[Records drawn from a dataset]
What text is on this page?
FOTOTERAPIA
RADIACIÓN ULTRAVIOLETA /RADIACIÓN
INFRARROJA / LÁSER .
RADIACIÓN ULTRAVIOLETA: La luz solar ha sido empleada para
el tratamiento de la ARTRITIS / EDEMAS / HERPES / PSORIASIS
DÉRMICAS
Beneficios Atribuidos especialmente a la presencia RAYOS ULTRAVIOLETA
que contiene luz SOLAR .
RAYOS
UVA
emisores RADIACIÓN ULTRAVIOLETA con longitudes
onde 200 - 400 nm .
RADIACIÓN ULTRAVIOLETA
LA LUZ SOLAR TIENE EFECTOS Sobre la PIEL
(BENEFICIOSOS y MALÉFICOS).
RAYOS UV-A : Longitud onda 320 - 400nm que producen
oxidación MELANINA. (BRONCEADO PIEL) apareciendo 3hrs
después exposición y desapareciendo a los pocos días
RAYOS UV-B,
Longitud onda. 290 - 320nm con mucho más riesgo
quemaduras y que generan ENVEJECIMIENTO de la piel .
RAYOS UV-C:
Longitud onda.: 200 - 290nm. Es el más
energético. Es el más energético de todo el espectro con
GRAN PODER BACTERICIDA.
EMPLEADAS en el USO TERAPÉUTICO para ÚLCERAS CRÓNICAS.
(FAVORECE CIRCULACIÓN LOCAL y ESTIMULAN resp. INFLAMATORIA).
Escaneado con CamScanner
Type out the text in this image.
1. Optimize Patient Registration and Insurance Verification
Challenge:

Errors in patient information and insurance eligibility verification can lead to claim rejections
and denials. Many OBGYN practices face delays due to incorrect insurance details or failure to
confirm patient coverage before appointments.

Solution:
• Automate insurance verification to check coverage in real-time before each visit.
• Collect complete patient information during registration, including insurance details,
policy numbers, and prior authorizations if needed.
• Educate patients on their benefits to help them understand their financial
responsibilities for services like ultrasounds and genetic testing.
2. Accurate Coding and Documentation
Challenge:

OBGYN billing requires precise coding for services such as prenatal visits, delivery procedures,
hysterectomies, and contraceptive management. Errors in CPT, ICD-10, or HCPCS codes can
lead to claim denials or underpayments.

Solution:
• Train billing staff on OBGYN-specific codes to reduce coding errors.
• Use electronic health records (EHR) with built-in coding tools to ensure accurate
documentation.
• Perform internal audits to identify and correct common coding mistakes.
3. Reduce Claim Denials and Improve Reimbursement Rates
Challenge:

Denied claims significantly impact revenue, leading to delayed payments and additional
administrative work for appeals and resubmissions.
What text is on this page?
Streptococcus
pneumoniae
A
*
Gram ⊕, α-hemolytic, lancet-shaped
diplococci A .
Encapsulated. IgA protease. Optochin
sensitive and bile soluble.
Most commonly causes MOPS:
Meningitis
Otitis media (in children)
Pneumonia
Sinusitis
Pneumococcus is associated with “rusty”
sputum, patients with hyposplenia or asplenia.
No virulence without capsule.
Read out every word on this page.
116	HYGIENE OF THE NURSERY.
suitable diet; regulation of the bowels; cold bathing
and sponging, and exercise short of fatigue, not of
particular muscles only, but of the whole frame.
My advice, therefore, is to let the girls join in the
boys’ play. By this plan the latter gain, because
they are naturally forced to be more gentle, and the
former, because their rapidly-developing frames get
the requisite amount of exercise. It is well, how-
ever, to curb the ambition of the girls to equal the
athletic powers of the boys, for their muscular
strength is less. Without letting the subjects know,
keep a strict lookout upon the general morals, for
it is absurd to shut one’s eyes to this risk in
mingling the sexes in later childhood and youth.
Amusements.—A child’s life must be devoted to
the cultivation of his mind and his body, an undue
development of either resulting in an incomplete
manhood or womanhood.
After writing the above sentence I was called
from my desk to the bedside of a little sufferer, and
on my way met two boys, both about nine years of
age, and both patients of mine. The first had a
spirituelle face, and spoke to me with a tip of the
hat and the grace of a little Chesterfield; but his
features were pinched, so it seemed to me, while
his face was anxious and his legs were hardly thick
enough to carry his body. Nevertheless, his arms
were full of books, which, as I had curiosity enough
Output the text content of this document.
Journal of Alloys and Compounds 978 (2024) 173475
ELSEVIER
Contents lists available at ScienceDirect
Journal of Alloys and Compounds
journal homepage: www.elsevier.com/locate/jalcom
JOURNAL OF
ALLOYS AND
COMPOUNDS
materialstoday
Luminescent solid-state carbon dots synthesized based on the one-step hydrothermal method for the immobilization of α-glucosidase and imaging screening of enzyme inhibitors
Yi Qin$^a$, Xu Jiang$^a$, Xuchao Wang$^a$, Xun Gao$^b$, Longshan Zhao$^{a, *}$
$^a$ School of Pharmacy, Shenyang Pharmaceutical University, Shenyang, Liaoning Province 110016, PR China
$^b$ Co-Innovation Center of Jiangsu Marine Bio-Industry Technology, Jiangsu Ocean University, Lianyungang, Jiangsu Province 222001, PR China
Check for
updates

TASK TO CARRY OUT:
Above are the records; copy exactly the lines from the one with "Output the text content of this document." through the final line.

RESPONSE AREA:
Output the text content of this document.
Journal of Alloys and Compounds 978 (2024) 173475
ELSEVIER
Contents lists available at ScienceDirect
Journal of Alloys and Compounds
journal homepage: www.elsevier.com/locate/jalcom
JOURNAL OF
ALLOYS AND
COMPOUNDS
materialstoday
Luminescent solid-state carbon dots synthesized based on the one-step hydrothermal method for the immobilization of α-glucosidase and imaging screening of enzyme inhibitors
Yi Qin$^a$, Xu Jiang$^a$, Xuchao Wang$^a$, Xun Gao$^b$, Longshan Zhao$^{a, *}$
$^a$ School of Pharmacy, Shenyang Pharmaceutical University, Shenyang, Liaoning Province 110016, PR China
$^b$ Co-Innovation Center of Jiangsu Marine Bio-Industry Technology, Jiangsu Ocean University, Lianyungang, Jiangsu Province 222001, PR China
Check for
updates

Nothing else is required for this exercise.